──────── DATA SUPPLIED
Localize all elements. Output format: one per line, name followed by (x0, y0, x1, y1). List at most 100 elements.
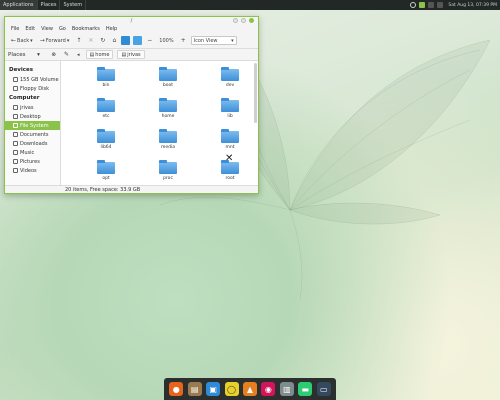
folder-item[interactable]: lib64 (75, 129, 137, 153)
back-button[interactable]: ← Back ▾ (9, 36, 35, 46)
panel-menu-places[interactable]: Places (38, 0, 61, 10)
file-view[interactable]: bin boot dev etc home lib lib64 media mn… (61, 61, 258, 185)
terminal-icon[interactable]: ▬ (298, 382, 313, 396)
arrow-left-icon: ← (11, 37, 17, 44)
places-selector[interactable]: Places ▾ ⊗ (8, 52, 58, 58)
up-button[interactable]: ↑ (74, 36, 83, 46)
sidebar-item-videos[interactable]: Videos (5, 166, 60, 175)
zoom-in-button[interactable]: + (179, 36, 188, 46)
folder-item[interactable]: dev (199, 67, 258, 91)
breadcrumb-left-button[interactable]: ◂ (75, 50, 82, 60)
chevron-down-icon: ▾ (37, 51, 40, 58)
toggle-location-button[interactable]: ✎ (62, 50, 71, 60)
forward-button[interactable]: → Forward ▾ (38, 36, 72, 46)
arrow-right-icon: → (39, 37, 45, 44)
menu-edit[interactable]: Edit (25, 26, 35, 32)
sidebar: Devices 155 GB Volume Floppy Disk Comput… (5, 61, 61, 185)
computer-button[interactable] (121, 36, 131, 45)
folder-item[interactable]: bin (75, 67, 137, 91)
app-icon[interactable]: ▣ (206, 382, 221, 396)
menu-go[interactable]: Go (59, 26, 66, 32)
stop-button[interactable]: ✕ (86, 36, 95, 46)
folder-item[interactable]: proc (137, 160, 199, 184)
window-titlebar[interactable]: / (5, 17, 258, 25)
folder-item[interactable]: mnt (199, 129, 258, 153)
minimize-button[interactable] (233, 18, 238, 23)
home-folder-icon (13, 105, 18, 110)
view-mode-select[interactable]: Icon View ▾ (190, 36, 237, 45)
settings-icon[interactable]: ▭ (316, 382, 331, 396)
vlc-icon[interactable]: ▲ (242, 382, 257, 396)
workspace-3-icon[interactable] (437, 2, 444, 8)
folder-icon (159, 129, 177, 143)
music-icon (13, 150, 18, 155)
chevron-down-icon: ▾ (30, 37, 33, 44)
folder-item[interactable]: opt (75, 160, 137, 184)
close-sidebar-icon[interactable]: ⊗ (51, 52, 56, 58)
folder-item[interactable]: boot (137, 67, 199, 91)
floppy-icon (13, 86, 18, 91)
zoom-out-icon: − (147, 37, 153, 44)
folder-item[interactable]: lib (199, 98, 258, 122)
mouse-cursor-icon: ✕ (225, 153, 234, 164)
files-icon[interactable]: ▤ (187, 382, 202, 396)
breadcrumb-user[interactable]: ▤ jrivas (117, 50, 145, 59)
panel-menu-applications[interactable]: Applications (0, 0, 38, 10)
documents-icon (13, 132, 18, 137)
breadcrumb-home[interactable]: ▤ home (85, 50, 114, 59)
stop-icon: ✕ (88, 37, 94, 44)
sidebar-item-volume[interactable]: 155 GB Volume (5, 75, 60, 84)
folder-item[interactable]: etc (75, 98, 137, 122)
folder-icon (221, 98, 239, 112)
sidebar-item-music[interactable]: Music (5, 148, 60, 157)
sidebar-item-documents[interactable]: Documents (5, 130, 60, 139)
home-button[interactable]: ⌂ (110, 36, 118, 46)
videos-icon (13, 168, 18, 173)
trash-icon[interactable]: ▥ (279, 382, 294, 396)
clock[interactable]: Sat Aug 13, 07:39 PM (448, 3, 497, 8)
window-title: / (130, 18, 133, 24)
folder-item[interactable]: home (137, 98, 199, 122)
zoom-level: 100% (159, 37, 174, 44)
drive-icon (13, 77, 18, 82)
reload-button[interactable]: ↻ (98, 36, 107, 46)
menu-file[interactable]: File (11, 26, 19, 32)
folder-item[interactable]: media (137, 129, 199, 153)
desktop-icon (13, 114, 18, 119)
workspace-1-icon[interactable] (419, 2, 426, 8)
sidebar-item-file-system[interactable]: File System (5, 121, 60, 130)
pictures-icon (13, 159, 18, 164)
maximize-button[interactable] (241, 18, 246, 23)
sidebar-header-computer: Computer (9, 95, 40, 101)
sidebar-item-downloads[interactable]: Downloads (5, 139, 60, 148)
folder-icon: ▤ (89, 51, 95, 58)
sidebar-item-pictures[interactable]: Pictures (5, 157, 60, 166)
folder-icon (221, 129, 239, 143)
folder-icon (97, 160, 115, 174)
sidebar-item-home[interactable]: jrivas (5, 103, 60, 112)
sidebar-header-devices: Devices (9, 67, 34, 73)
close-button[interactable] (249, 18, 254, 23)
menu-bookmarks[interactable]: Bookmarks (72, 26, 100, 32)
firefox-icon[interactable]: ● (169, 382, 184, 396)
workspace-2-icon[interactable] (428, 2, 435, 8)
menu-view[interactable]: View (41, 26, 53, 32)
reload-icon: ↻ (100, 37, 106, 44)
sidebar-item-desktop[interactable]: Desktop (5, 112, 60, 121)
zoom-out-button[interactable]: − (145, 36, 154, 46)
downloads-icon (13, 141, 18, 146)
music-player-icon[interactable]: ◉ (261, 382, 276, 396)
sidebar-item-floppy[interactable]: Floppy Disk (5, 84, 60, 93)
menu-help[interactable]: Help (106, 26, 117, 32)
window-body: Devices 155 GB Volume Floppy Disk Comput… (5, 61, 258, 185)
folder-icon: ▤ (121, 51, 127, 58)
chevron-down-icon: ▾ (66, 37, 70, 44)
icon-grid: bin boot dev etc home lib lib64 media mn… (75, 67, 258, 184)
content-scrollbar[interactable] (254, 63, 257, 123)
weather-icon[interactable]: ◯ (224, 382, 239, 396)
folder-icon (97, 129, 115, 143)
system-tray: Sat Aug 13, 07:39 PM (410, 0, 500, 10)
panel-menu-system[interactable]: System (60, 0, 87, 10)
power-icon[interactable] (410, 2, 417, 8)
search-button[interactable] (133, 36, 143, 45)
────────────────
Please turn the lines from the one containing "folder-item[interactable]: lib64 (75, 129, 137, 153)" through the one containing "sidebar-item-videos[interactable]: Videos (5, 166, 60, 175)" into a numbered list, skipping any blank lines.

SOLUTION
1. folder-item[interactable]: lib64 (75, 129, 137, 153)
2. back-button[interactable]: ← Back ▾ (9, 36, 35, 46)
3. panel-menu-places[interactable]: Places (38, 0, 61, 10)
4. file-view[interactable]: bin boot dev etc home lib lib64 media mn… (61, 61, 258, 185)
5. terminal-icon[interactable]: ▬ (298, 382, 313, 396)
6. arrow-left-icon: ← (11, 37, 17, 44)
7. places-selector[interactable]: Places ▾ ⊗ (8, 52, 58, 58)
8. up-button[interactable]: ↑ (74, 36, 83, 46)
9. sidebar-item-videos[interactable]: Videos (5, 166, 60, 175)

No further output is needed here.